→ **Try it**
Set down each record below exactly as it stands. Pictures are not part of the copy.

→ **Source data**
= = = = = = =

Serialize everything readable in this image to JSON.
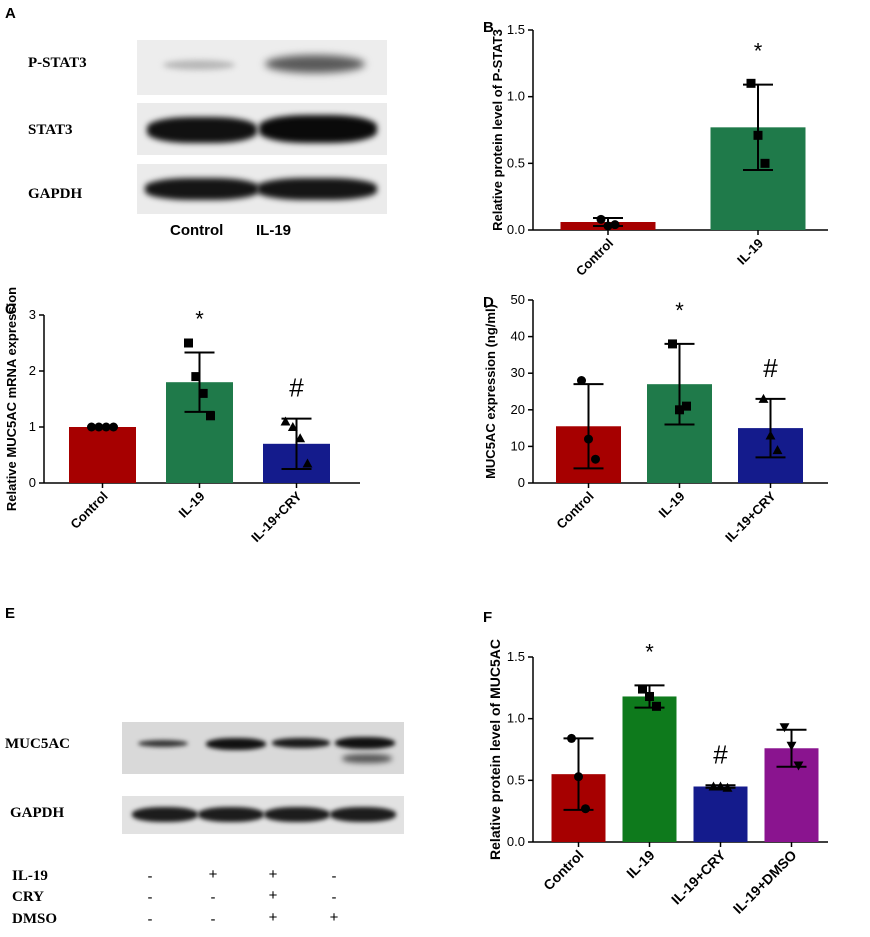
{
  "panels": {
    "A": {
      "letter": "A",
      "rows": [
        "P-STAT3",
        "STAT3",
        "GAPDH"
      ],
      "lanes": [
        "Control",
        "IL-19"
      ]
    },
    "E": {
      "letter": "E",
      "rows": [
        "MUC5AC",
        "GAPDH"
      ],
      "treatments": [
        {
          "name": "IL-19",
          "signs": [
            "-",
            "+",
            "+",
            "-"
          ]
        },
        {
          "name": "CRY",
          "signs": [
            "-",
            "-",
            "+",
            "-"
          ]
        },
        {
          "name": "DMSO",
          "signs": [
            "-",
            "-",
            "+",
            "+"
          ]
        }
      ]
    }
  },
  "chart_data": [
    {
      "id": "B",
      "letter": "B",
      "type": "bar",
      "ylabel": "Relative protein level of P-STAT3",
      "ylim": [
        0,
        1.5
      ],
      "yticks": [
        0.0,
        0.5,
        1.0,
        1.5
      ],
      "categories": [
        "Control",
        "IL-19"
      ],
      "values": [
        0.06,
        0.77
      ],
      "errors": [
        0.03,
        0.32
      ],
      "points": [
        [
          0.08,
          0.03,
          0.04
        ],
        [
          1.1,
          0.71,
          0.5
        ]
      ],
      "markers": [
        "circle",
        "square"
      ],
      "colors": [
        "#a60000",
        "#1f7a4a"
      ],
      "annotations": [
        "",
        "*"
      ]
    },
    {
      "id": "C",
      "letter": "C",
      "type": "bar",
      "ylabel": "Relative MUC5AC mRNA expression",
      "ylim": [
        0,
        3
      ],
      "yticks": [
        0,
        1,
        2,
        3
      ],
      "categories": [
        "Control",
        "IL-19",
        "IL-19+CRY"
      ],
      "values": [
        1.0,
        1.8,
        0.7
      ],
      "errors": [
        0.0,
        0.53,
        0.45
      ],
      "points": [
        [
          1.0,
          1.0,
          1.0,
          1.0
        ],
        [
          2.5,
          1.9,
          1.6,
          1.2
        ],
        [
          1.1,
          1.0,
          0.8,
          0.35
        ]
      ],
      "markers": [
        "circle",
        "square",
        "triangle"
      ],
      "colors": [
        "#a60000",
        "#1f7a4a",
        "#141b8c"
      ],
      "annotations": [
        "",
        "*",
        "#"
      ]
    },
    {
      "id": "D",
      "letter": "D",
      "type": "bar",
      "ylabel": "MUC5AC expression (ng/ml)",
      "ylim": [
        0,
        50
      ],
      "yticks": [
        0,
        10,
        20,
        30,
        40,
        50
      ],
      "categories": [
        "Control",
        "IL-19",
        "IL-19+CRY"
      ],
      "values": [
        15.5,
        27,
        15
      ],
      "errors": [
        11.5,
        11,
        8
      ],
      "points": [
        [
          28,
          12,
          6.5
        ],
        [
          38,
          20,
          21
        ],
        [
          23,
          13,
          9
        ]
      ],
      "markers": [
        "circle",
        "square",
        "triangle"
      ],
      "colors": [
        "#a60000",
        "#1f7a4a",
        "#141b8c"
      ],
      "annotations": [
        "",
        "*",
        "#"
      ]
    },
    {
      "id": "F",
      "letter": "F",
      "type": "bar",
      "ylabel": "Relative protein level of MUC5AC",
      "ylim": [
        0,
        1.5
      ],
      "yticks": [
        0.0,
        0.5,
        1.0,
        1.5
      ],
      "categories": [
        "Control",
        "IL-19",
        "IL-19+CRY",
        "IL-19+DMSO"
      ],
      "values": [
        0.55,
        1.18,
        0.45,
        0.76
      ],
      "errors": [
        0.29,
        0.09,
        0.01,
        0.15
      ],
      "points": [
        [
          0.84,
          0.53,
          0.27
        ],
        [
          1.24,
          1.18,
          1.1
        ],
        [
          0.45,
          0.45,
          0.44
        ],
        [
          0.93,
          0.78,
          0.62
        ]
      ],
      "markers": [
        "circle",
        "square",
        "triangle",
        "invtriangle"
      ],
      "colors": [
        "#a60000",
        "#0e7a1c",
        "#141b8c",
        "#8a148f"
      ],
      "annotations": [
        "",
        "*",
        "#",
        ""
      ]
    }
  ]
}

= = = = = = =

→ **Answer**
Serialize everything readable in this image to JSON.
{
  "panels": {
    "A": {
      "letter": "A",
      "rows": [
        "P-STAT3",
        "STAT3",
        "GAPDH"
      ],
      "lanes": [
        "Control",
        "IL-19"
      ]
    },
    "E": {
      "letter": "E",
      "rows": [
        "MUC5AC",
        "GAPDH"
      ],
      "treatments": [
        {
          "name": "IL-19",
          "signs": [
            "-",
            "+",
            "+",
            "-"
          ]
        },
        {
          "name": "CRY",
          "signs": [
            "-",
            "-",
            "+",
            "-"
          ]
        },
        {
          "name": "DMSO",
          "signs": [
            "-",
            "-",
            "+",
            "+"
          ]
        }
      ]
    }
  },
  "chart_data": [
    {
      "id": "B",
      "letter": "B",
      "type": "bar",
      "ylabel": "Relative protein level of P-STAT3",
      "ylim": [
        0,
        1.5
      ],
      "yticks": [
        0.0,
        0.5,
        1.0,
        1.5
      ],
      "categories": [
        "Control",
        "IL-19"
      ],
      "values": [
        0.06,
        0.77
      ],
      "errors": [
        0.03,
        0.32
      ],
      "points": [
        [
          0.08,
          0.03,
          0.04
        ],
        [
          1.1,
          0.71,
          0.5
        ]
      ],
      "markers": [
        "circle",
        "square"
      ],
      "colors": [
        "#a60000",
        "#1f7a4a"
      ],
      "annotations": [
        "",
        "*"
      ]
    },
    {
      "id": "C",
      "letter": "C",
      "type": "bar",
      "ylabel": "Relative MUC5AC mRNA expression",
      "ylim": [
        0,
        3
      ],
      "yticks": [
        0,
        1,
        2,
        3
      ],
      "categories": [
        "Control",
        "IL-19",
        "IL-19+CRY"
      ],
      "values": [
        1.0,
        1.8,
        0.7
      ],
      "errors": [
        0.0,
        0.53,
        0.45
      ],
      "points": [
        [
          1.0,
          1.0,
          1.0,
          1.0
        ],
        [
          2.5,
          1.9,
          1.6,
          1.2
        ],
        [
          1.1,
          1.0,
          0.8,
          0.35
        ]
      ],
      "markers": [
        "circle",
        "square",
        "triangle"
      ],
      "colors": [
        "#a60000",
        "#1f7a4a",
        "#141b8c"
      ],
      "annotations": [
        "",
        "*",
        "#"
      ]
    },
    {
      "id": "D",
      "letter": "D",
      "type": "bar",
      "ylabel": "MUC5AC expression (ng/ml)",
      "ylim": [
        0,
        50
      ],
      "yticks": [
        0,
        10,
        20,
        30,
        40,
        50
      ],
      "categories": [
        "Control",
        "IL-19",
        "IL-19+CRY"
      ],
      "values": [
        15.5,
        27,
        15
      ],
      "errors": [
        11.5,
        11,
        8
      ],
      "points": [
        [
          28,
          12,
          6.5
        ],
        [
          38,
          20,
          21
        ],
        [
          23,
          13,
          9
        ]
      ],
      "markers": [
        "circle",
        "square",
        "triangle"
      ],
      "colors": [
        "#a60000",
        "#1f7a4a",
        "#141b8c"
      ],
      "annotations": [
        "",
        "*",
        "#"
      ]
    },
    {
      "id": "F",
      "letter": "F",
      "type": "bar",
      "ylabel": "Relative protein level of MUC5AC",
      "ylim": [
        0,
        1.5
      ],
      "yticks": [
        0.0,
        0.5,
        1.0,
        1.5
      ],
      "categories": [
        "Control",
        "IL-19",
        "IL-19+CRY",
        "IL-19+DMSO"
      ],
      "values": [
        0.55,
        1.18,
        0.45,
        0.76
      ],
      "errors": [
        0.29,
        0.09,
        0.01,
        0.15
      ],
      "points": [
        [
          0.84,
          0.53,
          0.27
        ],
        [
          1.24,
          1.18,
          1.1
        ],
        [
          0.45,
          0.45,
          0.44
        ],
        [
          0.93,
          0.78,
          0.62
        ]
      ],
      "markers": [
        "circle",
        "square",
        "triangle",
        "invtriangle"
      ],
      "colors": [
        "#a60000",
        "#0e7a1c",
        "#141b8c",
        "#8a148f"
      ],
      "annotations": [
        "",
        "*",
        "#",
        ""
      ]
    }
  ]
}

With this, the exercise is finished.